-- GIVEN EXERCISE --
Set down every entry again word for word, please, but skip the pictures.

— BEGIN —

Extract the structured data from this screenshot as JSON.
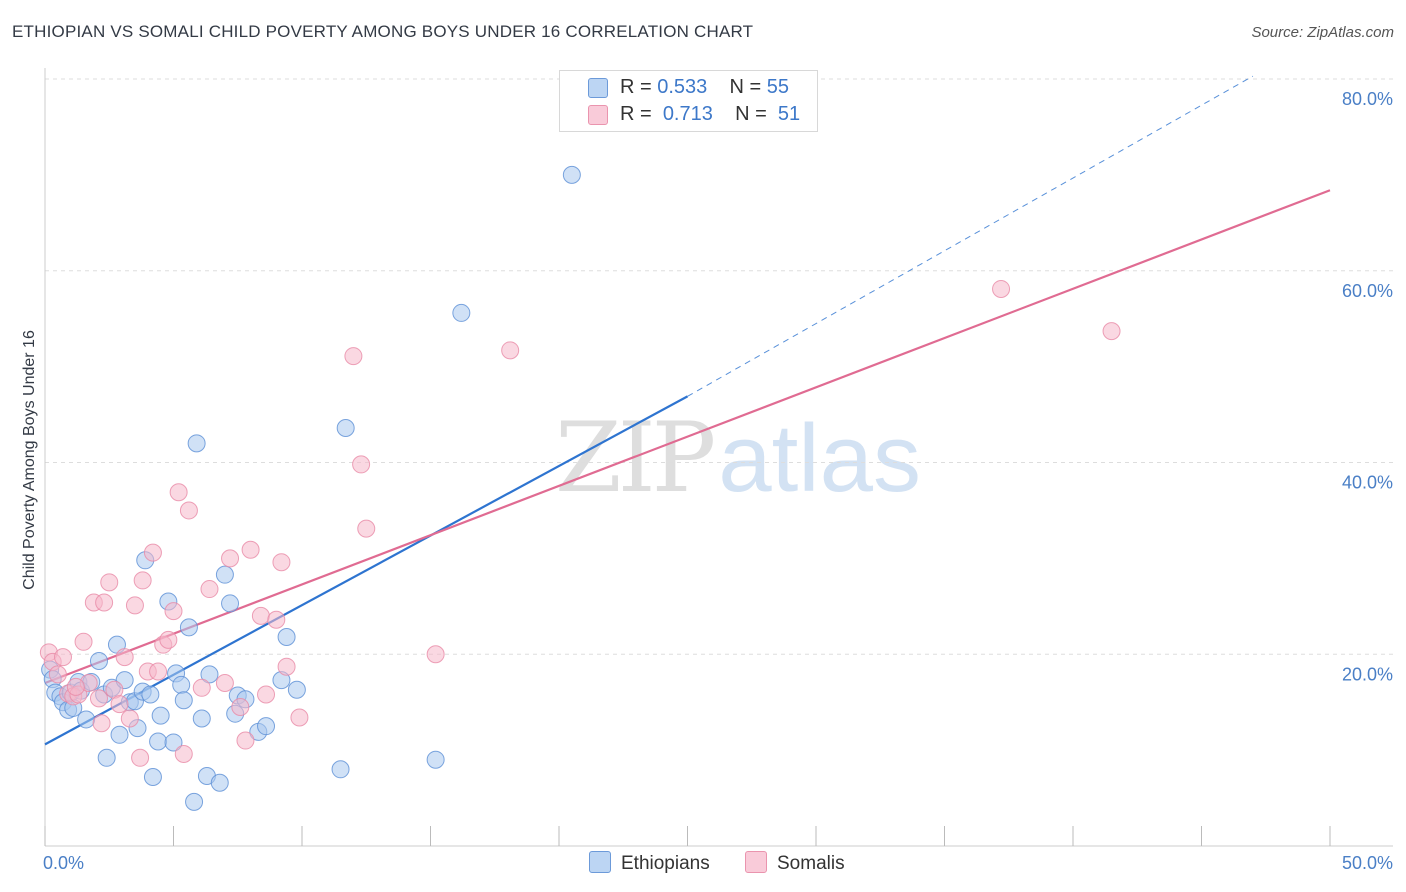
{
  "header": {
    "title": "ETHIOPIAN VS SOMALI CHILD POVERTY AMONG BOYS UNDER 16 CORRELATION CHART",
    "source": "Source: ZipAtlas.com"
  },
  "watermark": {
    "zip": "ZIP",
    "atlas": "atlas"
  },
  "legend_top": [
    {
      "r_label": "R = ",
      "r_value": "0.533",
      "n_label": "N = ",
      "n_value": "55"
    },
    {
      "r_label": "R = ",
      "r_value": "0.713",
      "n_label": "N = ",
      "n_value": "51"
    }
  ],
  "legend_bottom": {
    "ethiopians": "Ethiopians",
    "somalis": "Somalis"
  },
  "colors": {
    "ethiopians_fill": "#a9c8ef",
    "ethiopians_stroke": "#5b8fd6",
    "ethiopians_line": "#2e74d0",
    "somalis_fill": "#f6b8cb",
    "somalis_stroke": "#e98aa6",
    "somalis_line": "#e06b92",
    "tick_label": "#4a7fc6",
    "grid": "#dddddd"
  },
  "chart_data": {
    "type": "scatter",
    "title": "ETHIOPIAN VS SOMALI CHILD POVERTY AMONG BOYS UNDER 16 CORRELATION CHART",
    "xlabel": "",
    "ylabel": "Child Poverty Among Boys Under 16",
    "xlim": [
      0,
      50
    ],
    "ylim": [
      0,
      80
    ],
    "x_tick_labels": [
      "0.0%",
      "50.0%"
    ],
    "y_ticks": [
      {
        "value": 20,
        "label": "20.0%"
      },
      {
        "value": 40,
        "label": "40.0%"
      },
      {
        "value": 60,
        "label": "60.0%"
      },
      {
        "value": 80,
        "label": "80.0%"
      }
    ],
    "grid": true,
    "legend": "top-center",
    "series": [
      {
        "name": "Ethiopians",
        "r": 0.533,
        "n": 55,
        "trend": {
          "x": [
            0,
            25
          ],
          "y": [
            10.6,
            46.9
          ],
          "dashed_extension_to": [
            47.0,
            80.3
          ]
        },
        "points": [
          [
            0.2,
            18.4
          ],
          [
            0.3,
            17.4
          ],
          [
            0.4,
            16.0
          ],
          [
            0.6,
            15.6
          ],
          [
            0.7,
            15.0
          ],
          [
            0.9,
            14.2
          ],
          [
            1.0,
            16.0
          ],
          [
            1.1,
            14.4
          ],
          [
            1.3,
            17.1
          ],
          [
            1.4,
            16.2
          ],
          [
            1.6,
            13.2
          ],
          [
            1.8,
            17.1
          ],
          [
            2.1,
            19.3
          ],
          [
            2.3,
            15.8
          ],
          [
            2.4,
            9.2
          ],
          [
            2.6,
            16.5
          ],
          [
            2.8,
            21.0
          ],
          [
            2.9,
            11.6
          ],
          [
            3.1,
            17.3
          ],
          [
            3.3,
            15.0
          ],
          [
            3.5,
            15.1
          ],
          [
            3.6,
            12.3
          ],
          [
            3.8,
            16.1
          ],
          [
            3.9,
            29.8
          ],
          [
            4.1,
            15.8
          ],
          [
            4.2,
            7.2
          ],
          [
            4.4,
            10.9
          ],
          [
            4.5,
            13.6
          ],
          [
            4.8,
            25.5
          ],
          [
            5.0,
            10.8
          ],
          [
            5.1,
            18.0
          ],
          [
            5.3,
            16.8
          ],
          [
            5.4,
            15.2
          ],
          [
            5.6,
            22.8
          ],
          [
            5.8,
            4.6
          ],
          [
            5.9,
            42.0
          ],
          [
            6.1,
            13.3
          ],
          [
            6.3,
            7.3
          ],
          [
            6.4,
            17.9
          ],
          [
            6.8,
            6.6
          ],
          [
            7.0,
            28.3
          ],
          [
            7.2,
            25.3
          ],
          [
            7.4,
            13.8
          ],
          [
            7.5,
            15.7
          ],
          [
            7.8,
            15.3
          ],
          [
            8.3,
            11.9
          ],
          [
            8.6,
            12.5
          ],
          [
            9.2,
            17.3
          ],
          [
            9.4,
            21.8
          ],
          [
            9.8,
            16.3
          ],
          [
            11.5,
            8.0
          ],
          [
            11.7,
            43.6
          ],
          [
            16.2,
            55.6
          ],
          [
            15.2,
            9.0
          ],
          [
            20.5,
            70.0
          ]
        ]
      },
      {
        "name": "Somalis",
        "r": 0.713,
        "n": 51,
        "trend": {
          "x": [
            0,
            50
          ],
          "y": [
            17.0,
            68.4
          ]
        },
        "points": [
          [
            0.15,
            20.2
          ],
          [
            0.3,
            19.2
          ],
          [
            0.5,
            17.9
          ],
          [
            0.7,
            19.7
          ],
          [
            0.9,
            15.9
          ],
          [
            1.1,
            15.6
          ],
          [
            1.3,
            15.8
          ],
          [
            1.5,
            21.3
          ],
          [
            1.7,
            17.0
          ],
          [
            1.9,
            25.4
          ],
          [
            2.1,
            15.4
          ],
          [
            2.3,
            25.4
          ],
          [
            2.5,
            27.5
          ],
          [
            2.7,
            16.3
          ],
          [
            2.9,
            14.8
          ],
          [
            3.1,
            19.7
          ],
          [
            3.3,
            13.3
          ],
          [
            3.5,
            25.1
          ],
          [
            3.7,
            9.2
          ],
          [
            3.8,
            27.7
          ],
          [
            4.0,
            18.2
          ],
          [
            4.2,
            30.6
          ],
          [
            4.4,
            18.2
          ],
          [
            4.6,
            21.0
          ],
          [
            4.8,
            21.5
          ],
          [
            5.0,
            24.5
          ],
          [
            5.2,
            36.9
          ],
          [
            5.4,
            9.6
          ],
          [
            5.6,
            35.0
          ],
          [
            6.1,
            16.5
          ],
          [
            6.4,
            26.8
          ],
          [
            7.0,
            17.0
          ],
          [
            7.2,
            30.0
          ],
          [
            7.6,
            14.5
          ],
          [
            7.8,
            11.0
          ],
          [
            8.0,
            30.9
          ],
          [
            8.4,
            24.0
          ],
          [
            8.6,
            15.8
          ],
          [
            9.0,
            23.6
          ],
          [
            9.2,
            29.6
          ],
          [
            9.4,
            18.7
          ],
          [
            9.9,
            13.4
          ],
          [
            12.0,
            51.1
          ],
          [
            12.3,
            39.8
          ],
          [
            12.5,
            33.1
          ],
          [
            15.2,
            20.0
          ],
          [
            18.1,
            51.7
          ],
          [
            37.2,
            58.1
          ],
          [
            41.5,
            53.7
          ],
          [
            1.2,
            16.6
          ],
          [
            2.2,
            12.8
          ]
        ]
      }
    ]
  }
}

— END —

-- WORKED ANSWER --
Extract the structured data from this screenshot as JSON.
{
  "header": {
    "title": "ETHIOPIAN VS SOMALI CHILD POVERTY AMONG BOYS UNDER 16 CORRELATION CHART",
    "source": "Source: ZipAtlas.com"
  },
  "watermark": {
    "zip": "ZIP",
    "atlas": "atlas"
  },
  "legend_top": [
    {
      "r_label": "R = ",
      "r_value": "0.533",
      "n_label": "N = ",
      "n_value": "55"
    },
    {
      "r_label": "R = ",
      "r_value": "0.713",
      "n_label": "N = ",
      "n_value": "51"
    }
  ],
  "legend_bottom": {
    "ethiopians": "Ethiopians",
    "somalis": "Somalis"
  },
  "colors": {
    "ethiopians_fill": "#a9c8ef",
    "ethiopians_stroke": "#5b8fd6",
    "ethiopians_line": "#2e74d0",
    "somalis_fill": "#f6b8cb",
    "somalis_stroke": "#e98aa6",
    "somalis_line": "#e06b92",
    "tick_label": "#4a7fc6",
    "grid": "#dddddd"
  },
  "chart_data": {
    "type": "scatter",
    "title": "ETHIOPIAN VS SOMALI CHILD POVERTY AMONG BOYS UNDER 16 CORRELATION CHART",
    "xlabel": "",
    "ylabel": "Child Poverty Among Boys Under 16",
    "xlim": [
      0,
      50
    ],
    "ylim": [
      0,
      80
    ],
    "x_tick_labels": [
      "0.0%",
      "50.0%"
    ],
    "y_ticks": [
      {
        "value": 20,
        "label": "20.0%"
      },
      {
        "value": 40,
        "label": "40.0%"
      },
      {
        "value": 60,
        "label": "60.0%"
      },
      {
        "value": 80,
        "label": "80.0%"
      }
    ],
    "grid": true,
    "legend": "top-center",
    "series": [
      {
        "name": "Ethiopians",
        "r": 0.533,
        "n": 55,
        "trend": {
          "x": [
            0,
            25
          ],
          "y": [
            10.6,
            46.9
          ],
          "dashed_extension_to": [
            47.0,
            80.3
          ]
        },
        "points": [
          [
            0.2,
            18.4
          ],
          [
            0.3,
            17.4
          ],
          [
            0.4,
            16.0
          ],
          [
            0.6,
            15.6
          ],
          [
            0.7,
            15.0
          ],
          [
            0.9,
            14.2
          ],
          [
            1.0,
            16.0
          ],
          [
            1.1,
            14.4
          ],
          [
            1.3,
            17.1
          ],
          [
            1.4,
            16.2
          ],
          [
            1.6,
            13.2
          ],
          [
            1.8,
            17.1
          ],
          [
            2.1,
            19.3
          ],
          [
            2.3,
            15.8
          ],
          [
            2.4,
            9.2
          ],
          [
            2.6,
            16.5
          ],
          [
            2.8,
            21.0
          ],
          [
            2.9,
            11.6
          ],
          [
            3.1,
            17.3
          ],
          [
            3.3,
            15.0
          ],
          [
            3.5,
            15.1
          ],
          [
            3.6,
            12.3
          ],
          [
            3.8,
            16.1
          ],
          [
            3.9,
            29.8
          ],
          [
            4.1,
            15.8
          ],
          [
            4.2,
            7.2
          ],
          [
            4.4,
            10.9
          ],
          [
            4.5,
            13.6
          ],
          [
            4.8,
            25.5
          ],
          [
            5.0,
            10.8
          ],
          [
            5.1,
            18.0
          ],
          [
            5.3,
            16.8
          ],
          [
            5.4,
            15.2
          ],
          [
            5.6,
            22.8
          ],
          [
            5.8,
            4.6
          ],
          [
            5.9,
            42.0
          ],
          [
            6.1,
            13.3
          ],
          [
            6.3,
            7.3
          ],
          [
            6.4,
            17.9
          ],
          [
            6.8,
            6.6
          ],
          [
            7.0,
            28.3
          ],
          [
            7.2,
            25.3
          ],
          [
            7.4,
            13.8
          ],
          [
            7.5,
            15.7
          ],
          [
            7.8,
            15.3
          ],
          [
            8.3,
            11.9
          ],
          [
            8.6,
            12.5
          ],
          [
            9.2,
            17.3
          ],
          [
            9.4,
            21.8
          ],
          [
            9.8,
            16.3
          ],
          [
            11.5,
            8.0
          ],
          [
            11.7,
            43.6
          ],
          [
            16.2,
            55.6
          ],
          [
            15.2,
            9.0
          ],
          [
            20.5,
            70.0
          ]
        ]
      },
      {
        "name": "Somalis",
        "r": 0.713,
        "n": 51,
        "trend": {
          "x": [
            0,
            50
          ],
          "y": [
            17.0,
            68.4
          ]
        },
        "points": [
          [
            0.15,
            20.2
          ],
          [
            0.3,
            19.2
          ],
          [
            0.5,
            17.9
          ],
          [
            0.7,
            19.7
          ],
          [
            0.9,
            15.9
          ],
          [
            1.1,
            15.6
          ],
          [
            1.3,
            15.8
          ],
          [
            1.5,
            21.3
          ],
          [
            1.7,
            17.0
          ],
          [
            1.9,
            25.4
          ],
          [
            2.1,
            15.4
          ],
          [
            2.3,
            25.4
          ],
          [
            2.5,
            27.5
          ],
          [
            2.7,
            16.3
          ],
          [
            2.9,
            14.8
          ],
          [
            3.1,
            19.7
          ],
          [
            3.3,
            13.3
          ],
          [
            3.5,
            25.1
          ],
          [
            3.7,
            9.2
          ],
          [
            3.8,
            27.7
          ],
          [
            4.0,
            18.2
          ],
          [
            4.2,
            30.6
          ],
          [
            4.4,
            18.2
          ],
          [
            4.6,
            21.0
          ],
          [
            4.8,
            21.5
          ],
          [
            5.0,
            24.5
          ],
          [
            5.2,
            36.9
          ],
          [
            5.4,
            9.6
          ],
          [
            5.6,
            35.0
          ],
          [
            6.1,
            16.5
          ],
          [
            6.4,
            26.8
          ],
          [
            7.0,
            17.0
          ],
          [
            7.2,
            30.0
          ],
          [
            7.6,
            14.5
          ],
          [
            7.8,
            11.0
          ],
          [
            8.0,
            30.9
          ],
          [
            8.4,
            24.0
          ],
          [
            8.6,
            15.8
          ],
          [
            9.0,
            23.6
          ],
          [
            9.2,
            29.6
          ],
          [
            9.4,
            18.7
          ],
          [
            9.9,
            13.4
          ],
          [
            12.0,
            51.1
          ],
          [
            12.3,
            39.8
          ],
          [
            12.5,
            33.1
          ],
          [
            15.2,
            20.0
          ],
          [
            18.1,
            51.7
          ],
          [
            37.2,
            58.1
          ],
          [
            41.5,
            53.7
          ],
          [
            1.2,
            16.6
          ],
          [
            2.2,
            12.8
          ]
        ]
      }
    ]
  }
}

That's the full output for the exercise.